[Extracts from a graphics dataset]

-=-=-

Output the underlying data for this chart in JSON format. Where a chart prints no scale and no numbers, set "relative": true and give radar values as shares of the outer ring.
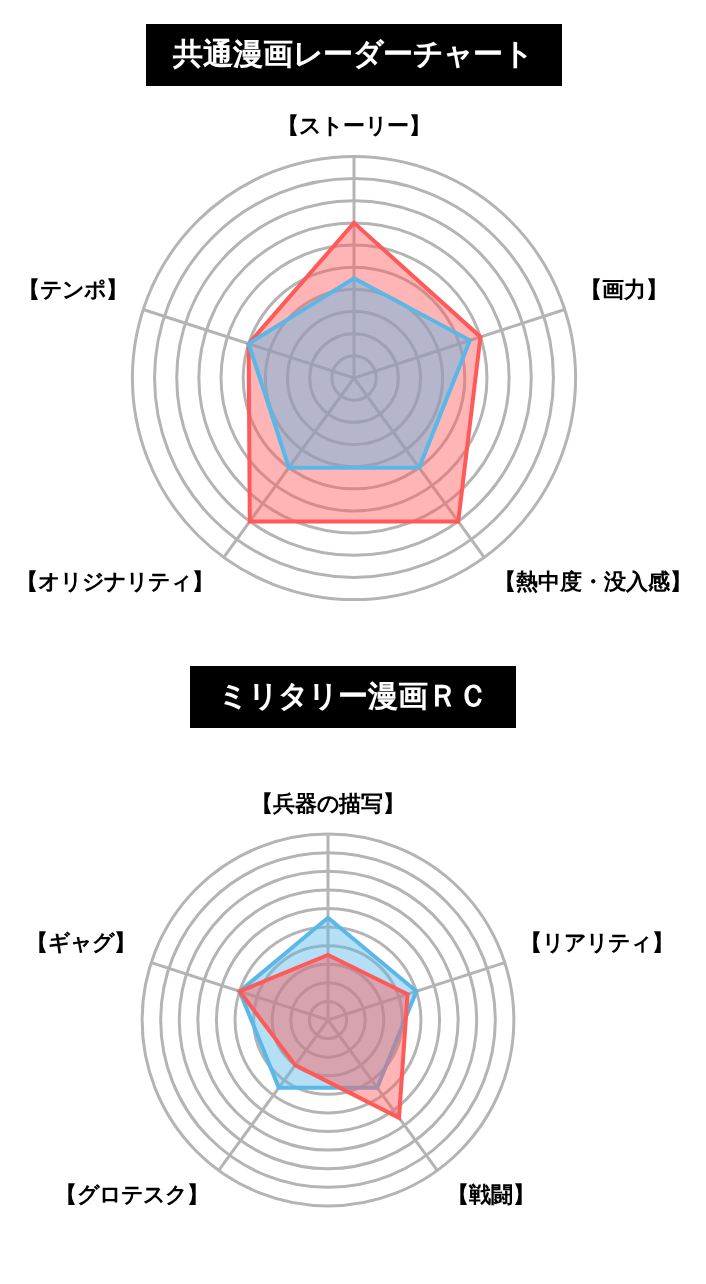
{
  "chart_data": [
    {
      "type": "radar",
      "title": "共通漫画レーダーチャート",
      "categories": [
        "【ストーリー】",
        "【画力】",
        "【熱中度・没入感】",
        "【オリジナリティ】",
        "【テンポ】"
      ],
      "relative": true,
      "grid": true,
      "legend": false,
      "marker": "none",
      "series": [
        {
          "color": "#ff5a5a",
          "values": [
            0.7,
            0.6,
            0.8,
            0.8,
            0.5
          ]
        },
        {
          "color": "#5ab8e8",
          "values": [
            0.45,
            0.55,
            0.5,
            0.5,
            0.5
          ]
        }
      ]
    },
    {
      "type": "radar",
      "title": "ミリタリー漫画ＲＣ",
      "categories": [
        "【兵器の描写】",
        "【リアリティ】",
        "【戦闘】",
        "【グロテスク】",
        "【ギャグ】"
      ],
      "relative": true,
      "grid": true,
      "legend": false,
      "marker": "none",
      "series": [
        {
          "color": "#5ab8e8",
          "values": [
            0.55,
            0.5,
            0.45,
            0.45,
            0.5
          ]
        },
        {
          "color": "#ff5a5a",
          "values": [
            0.35,
            0.45,
            0.65,
            0.3,
            0.5
          ]
        }
      ]
    }
  ]
}
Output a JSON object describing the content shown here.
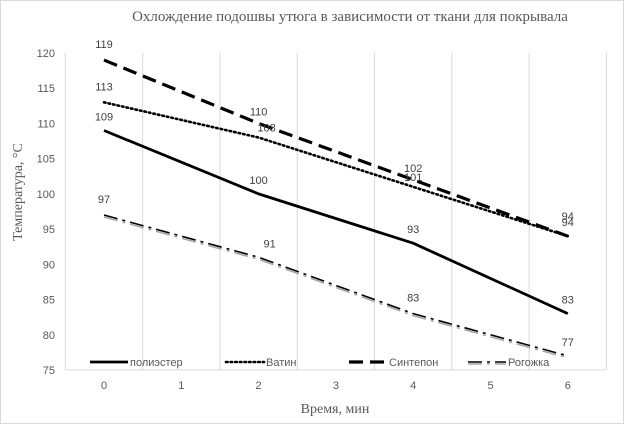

-=-=-

_Given exercise_:
Reproduce the entries above exactly. Do not include the images.

_Task answer_:
Output the underlying data for this chart in JSON format. Where a chart prints no scale and no numbers, set "relative": true and give radar values as shares of the outer ring.
{
  "chart_data": [
    {
      "type": "radar",
      "title": "共通漫画レーダーチャート",
      "categories": [
        "【ストーリー】",
        "【画力】",
        "【熱中度・没入感】",
        "【オリジナリティ】",
        "【テンポ】"
      ],
      "relative": true,
      "grid": true,
      "legend": false,
      "marker": "none",
      "series": [
        {
          "color": "#ff5a5a",
          "values": [
            0.7,
            0.6,
            0.8,
            0.8,
            0.5
          ]
        },
        {
          "color": "#5ab8e8",
          "values": [
            0.45,
            0.55,
            0.5,
            0.5,
            0.5
          ]
        }
      ]
    },
    {
      "type": "radar",
      "title": "ミリタリー漫画ＲＣ",
      "categories": [
        "【兵器の描写】",
        "【リアリティ】",
        "【戦闘】",
        "【グロテスク】",
        "【ギャグ】"
      ],
      "relative": true,
      "grid": true,
      "legend": false,
      "marker": "none",
      "series": [
        {
          "color": "#5ab8e8",
          "values": [
            0.55,
            0.5,
            0.45,
            0.45,
            0.5
          ]
        },
        {
          "color": "#ff5a5a",
          "values": [
            0.35,
            0.45,
            0.65,
            0.3,
            0.5
          ]
        }
      ]
    }
  ]
}
Output a JSON object describing the content shown here.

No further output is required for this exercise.